## WHAT THE TASK REQUIRES
Beneath this task is a listing; retype all of it exactly.

## Records excerpted from a collection
============================================================

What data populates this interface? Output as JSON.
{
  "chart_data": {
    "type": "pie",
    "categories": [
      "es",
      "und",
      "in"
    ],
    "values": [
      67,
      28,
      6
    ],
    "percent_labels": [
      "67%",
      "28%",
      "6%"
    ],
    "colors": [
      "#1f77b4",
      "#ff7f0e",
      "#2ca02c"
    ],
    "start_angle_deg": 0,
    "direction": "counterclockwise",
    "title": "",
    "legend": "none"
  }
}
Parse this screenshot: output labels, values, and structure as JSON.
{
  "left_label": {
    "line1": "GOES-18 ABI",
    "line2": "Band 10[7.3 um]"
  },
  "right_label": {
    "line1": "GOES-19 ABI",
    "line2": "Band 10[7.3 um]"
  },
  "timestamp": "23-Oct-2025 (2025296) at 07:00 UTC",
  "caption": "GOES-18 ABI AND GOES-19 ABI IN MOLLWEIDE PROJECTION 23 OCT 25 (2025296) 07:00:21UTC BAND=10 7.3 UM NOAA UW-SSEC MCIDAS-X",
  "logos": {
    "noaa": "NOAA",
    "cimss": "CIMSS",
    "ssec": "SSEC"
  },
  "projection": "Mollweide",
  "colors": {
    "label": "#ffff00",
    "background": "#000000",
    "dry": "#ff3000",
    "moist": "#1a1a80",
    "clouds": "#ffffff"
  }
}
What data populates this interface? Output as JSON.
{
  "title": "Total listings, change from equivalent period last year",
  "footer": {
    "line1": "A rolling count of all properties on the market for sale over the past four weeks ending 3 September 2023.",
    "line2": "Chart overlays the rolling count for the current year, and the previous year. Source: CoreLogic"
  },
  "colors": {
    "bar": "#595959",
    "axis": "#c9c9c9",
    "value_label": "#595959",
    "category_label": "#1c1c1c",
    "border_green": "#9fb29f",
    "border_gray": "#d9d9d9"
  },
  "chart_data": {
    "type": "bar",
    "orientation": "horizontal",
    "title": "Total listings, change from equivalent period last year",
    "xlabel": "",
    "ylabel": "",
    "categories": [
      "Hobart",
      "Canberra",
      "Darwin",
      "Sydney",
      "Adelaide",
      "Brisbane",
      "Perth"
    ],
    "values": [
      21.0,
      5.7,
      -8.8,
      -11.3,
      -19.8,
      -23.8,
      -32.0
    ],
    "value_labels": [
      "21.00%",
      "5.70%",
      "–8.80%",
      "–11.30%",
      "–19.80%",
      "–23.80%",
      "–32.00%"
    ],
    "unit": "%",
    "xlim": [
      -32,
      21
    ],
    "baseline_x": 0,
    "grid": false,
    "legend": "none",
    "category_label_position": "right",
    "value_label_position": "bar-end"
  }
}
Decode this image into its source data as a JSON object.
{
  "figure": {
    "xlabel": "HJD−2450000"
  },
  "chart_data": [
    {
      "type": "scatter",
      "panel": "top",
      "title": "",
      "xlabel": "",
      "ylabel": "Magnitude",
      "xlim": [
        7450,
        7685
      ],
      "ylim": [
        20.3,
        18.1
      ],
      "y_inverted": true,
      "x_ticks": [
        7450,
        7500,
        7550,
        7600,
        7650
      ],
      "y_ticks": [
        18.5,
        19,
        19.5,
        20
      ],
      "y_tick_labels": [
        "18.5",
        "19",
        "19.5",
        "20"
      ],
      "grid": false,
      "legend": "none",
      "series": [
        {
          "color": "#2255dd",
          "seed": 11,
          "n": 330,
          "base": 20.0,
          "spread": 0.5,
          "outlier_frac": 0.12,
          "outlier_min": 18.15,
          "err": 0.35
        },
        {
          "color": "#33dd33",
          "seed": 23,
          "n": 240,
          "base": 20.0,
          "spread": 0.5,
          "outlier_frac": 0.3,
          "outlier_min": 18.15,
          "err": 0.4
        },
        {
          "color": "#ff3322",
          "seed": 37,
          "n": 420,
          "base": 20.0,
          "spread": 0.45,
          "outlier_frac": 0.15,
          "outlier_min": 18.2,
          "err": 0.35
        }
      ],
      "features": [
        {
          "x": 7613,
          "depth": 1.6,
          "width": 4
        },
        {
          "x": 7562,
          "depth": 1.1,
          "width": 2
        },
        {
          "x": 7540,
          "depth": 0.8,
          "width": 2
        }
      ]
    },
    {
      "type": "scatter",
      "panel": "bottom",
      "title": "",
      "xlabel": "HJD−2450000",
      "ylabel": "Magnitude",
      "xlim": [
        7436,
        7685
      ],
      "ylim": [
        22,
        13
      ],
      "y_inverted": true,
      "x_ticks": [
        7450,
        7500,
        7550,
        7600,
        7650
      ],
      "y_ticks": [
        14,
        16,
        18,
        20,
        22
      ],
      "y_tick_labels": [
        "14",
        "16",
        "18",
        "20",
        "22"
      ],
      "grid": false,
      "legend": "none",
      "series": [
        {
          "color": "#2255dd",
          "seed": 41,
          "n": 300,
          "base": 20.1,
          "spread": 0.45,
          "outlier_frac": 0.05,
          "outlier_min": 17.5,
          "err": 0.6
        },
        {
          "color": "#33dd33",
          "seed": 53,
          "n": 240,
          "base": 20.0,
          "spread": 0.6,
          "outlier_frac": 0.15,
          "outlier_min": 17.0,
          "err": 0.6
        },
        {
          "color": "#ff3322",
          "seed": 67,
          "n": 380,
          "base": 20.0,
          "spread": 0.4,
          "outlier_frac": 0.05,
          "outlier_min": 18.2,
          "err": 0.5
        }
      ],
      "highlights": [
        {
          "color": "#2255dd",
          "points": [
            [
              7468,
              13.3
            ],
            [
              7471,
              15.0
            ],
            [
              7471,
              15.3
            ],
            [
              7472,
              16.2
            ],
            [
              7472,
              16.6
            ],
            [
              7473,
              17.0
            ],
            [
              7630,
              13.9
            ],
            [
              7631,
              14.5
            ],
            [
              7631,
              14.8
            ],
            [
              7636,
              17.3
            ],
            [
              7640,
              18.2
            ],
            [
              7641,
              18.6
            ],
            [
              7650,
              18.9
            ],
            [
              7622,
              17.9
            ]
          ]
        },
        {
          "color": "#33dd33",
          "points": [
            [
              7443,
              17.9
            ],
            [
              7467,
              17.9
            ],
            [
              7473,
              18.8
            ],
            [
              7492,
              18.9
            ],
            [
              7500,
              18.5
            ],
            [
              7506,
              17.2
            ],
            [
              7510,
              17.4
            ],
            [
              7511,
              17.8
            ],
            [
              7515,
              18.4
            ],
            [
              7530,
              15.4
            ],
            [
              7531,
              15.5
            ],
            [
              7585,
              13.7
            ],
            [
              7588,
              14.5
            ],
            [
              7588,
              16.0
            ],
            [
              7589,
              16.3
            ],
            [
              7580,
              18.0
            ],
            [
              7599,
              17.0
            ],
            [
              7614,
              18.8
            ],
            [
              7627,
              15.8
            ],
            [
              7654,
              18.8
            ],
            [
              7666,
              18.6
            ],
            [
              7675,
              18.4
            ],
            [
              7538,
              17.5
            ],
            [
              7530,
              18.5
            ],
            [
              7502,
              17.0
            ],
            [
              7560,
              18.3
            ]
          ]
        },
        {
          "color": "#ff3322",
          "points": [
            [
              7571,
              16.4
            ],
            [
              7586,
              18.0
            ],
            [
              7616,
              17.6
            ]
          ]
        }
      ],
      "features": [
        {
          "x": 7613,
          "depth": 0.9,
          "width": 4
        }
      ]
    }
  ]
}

============================================================

## RESPONSE TO THE TASK
What data populates this interface? Output as JSON.
{
  "chart_data": {
    "type": "pie",
    "categories": [
      "es",
      "und",
      "in"
    ],
    "values": [
      67,
      28,
      6
    ],
    "percent_labels": [
      "67%",
      "28%",
      "6%"
    ],
    "colors": [
      "#1f77b4",
      "#ff7f0e",
      "#2ca02c"
    ],
    "start_angle_deg": 0,
    "direction": "counterclockwise",
    "title": "",
    "legend": "none"
  }
}
Parse this screenshot: output labels, values, and structure as JSON.
{
  "left_label": {
    "line1": "GOES-18 ABI",
    "line2": "Band 10[7.3 um]"
  },
  "right_label": {
    "line1": "GOES-19 ABI",
    "line2": "Band 10[7.3 um]"
  },
  "timestamp": "23-Oct-2025 (2025296) at 07:00 UTC",
  "caption": "GOES-18 ABI AND GOES-19 ABI IN MOLLWEIDE PROJECTION 23 OCT 25 (2025296) 07:00:21UTC BAND=10 7.3 UM NOAA UW-SSEC MCIDAS-X",
  "logos": {
    "noaa": "NOAA",
    "cimss": "CIMSS",
    "ssec": "SSEC"
  },
  "projection": "Mollweide",
  "colors": {
    "label": "#ffff00",
    "background": "#000000",
    "dry": "#ff3000",
    "moist": "#1a1a80",
    "clouds": "#ffffff"
  }
}
What data populates this interface? Output as JSON.
{
  "title": "Total listings, change from equivalent period last year",
  "footer": {
    "line1": "A rolling count of all properties on the market for sale over the past four weeks ending 3 September 2023.",
    "line2": "Chart overlays the rolling count for the current year, and the previous year. Source: CoreLogic"
  },
  "colors": {
    "bar": "#595959",
    "axis": "#c9c9c9",
    "value_label": "#595959",
    "category_label": "#1c1c1c",
    "border_green": "#9fb29f",
    "border_gray": "#d9d9d9"
  },
  "chart_data": {
    "type": "bar",
    "orientation": "horizontal",
    "title": "Total listings, change from equivalent period last year",
    "xlabel": "",
    "ylabel": "",
    "categories": [
      "Hobart",
      "Canberra",
      "Darwin",
      "Sydney",
      "Adelaide",
      "Brisbane",
      "Perth"
    ],
    "values": [
      21.0,
      5.7,
      -8.8,
      -11.3,
      -19.8,
      -23.8,
      -32.0
    ],
    "value_labels": [
      "21.00%",
      "5.70%",
      "–8.80%",
      "–11.30%",
      "–19.80%",
      "–23.80%",
      "–32.00%"
    ],
    "unit": "%",
    "xlim": [
      -32,
      21
    ],
    "baseline_x": 0,
    "grid": false,
    "legend": "none",
    "category_label_position": "right",
    "value_label_position": "bar-end"
  }
}
Decode this image into its source data as a JSON object.
{
  "figure": {
    "xlabel": "HJD−2450000"
  },
  "chart_data": [
    {
      "type": "scatter",
      "panel": "top",
      "title": "",
      "xlabel": "",
      "ylabel": "Magnitude",
      "xlim": [
        7450,
        7685
      ],
      "ylim": [
        20.3,
        18.1
      ],
      "y_inverted": true,
      "x_ticks": [
        7450,
        7500,
        7550,
        7600,
        7650
      ],
      "y_ticks": [
        18.5,
        19,
        19.5,
        20
      ],
      "y_tick_labels": [
        "18.5",
        "19",
        "19.5",
        "20"
      ],
      "grid": false,
      "legend": "none",
      "series": [
        {
          "color": "#2255dd",
          "seed": 11,
          "n": 330,
          "base": 20.0,
          "spread": 0.5,
          "outlier_frac": 0.12,
          "outlier_min": 18.15,
          "err": 0.35
        },
        {
          "color": "#33dd33",
          "seed": 23,
          "n": 240,
          "base": 20.0,
          "spread": 0.5,
          "outlier_frac": 0.3,
          "outlier_min": 18.15,
          "err": 0.4
        },
        {
          "color": "#ff3322",
          "seed": 37,
          "n": 420,
          "base": 20.0,
          "spread": 0.45,
          "outlier_frac": 0.15,
          "outlier_min": 18.2,
          "err": 0.35
        }
      ],
      "features": [
        {
          "x": 7613,
          "depth": 1.6,
          "width": 4
        },
        {
          "x": 7562,
          "depth": 1.1,
          "width": 2
        },
        {
          "x": 7540,
          "depth": 0.8,
          "width": 2
        }
      ]
    },
    {
      "type": "scatter",
      "panel": "bottom",
      "title": "",
      "xlabel": "HJD−2450000",
      "ylabel": "Magnitude",
      "xlim": [
        7436,
        7685
      ],
      "ylim": [
        22,
        13
      ],
      "y_inverted": true,
      "x_ticks": [
        7450,
        7500,
        7550,
        7600,
        7650
      ],
      "y_ticks": [
        14,
        16,
        18,
        20,
        22
      ],
      "y_tick_labels": [
        "14",
        "16",
        "18",
        "20",
        "22"
      ],
      "grid": false,
      "legend": "none",
      "series": [
        {
          "color": "#2255dd",
          "seed": 41,
          "n": 300,
          "base": 20.1,
          "spread": 0.45,
          "outlier_frac": 0.05,
          "outlier_min": 17.5,
          "err": 0.6
        },
        {
          "color": "#33dd33",
          "seed": 53,
          "n": 240,
          "base": 20.0,
          "spread": 0.6,
          "outlier_frac": 0.15,
          "outlier_min": 17.0,
          "err": 0.6
        },
        {
          "color": "#ff3322",
          "seed": 67,
          "n": 380,
          "base": 20.0,
          "spread": 0.4,
          "outlier_frac": 0.05,
          "outlier_min": 18.2,
          "err": 0.5
        }
      ],
      "highlights": [
        {
          "color": "#2255dd",
          "points": [
            [
              7468,
              13.3
            ],
            [
              7471,
              15.0
            ],
            [
              7471,
              15.3
            ],
            [
              7472,
              16.2
            ],
            [
              7472,
              16.6
            ],
            [
              7473,
              17.0
            ],
            [
              7630,
              13.9
            ],
            [
              7631,
              14.5
            ],
            [
              7631,
              14.8
            ],
            [
              7636,
              17.3
            ],
            [
              7640,
              18.2
            ],
            [
              7641,
              18.6
            ],
            [
              7650,
              18.9
            ],
            [
              7622,
              17.9
            ]
          ]
        },
        {
          "color": "#33dd33",
          "points": [
            [
              7443,
              17.9
            ],
            [
              7467,
              17.9
            ],
            [
              7473,
              18.8
            ],
            [
              7492,
              18.9
            ],
            [
              7500,
              18.5
            ],
            [
              7506,
              17.2
            ],
            [
              7510,
              17.4
            ],
            [
              7511,
              17.8
            ],
            [
              7515,
              18.4
            ],
            [
              7530,
              15.4
            ],
            [
              7531,
              15.5
            ],
            [
              7585,
              13.7
            ],
            [
              7588,
              14.5
            ],
            [
              7588,
              16.0
            ],
            [
              7589,
              16.3
            ],
            [
              7580,
              18.0
            ],
            [
              7599,
              17.0
            ],
            [
              7614,
              18.8
            ],
            [
              7627,
              15.8
            ],
            [
              7654,
              18.8
            ],
            [
              7666,
              18.6
            ],
            [
              7675,
              18.4
            ],
            [
              7538,
              17.5
            ],
            [
              7530,
              18.5
            ],
            [
              7502,
              17.0
            ],
            [
              7560,
              18.3
            ]
          ]
        },
        {
          "color": "#ff3322",
          "points": [
            [
              7571,
              16.4
            ],
            [
              7586,
              18.0
            ],
            [
              7616,
              17.6
            ]
          ]
        }
      ],
      "features": [
        {
          "x": 7613,
          "depth": 0.9,
          "width": 4
        }
      ]
    }
  ]
}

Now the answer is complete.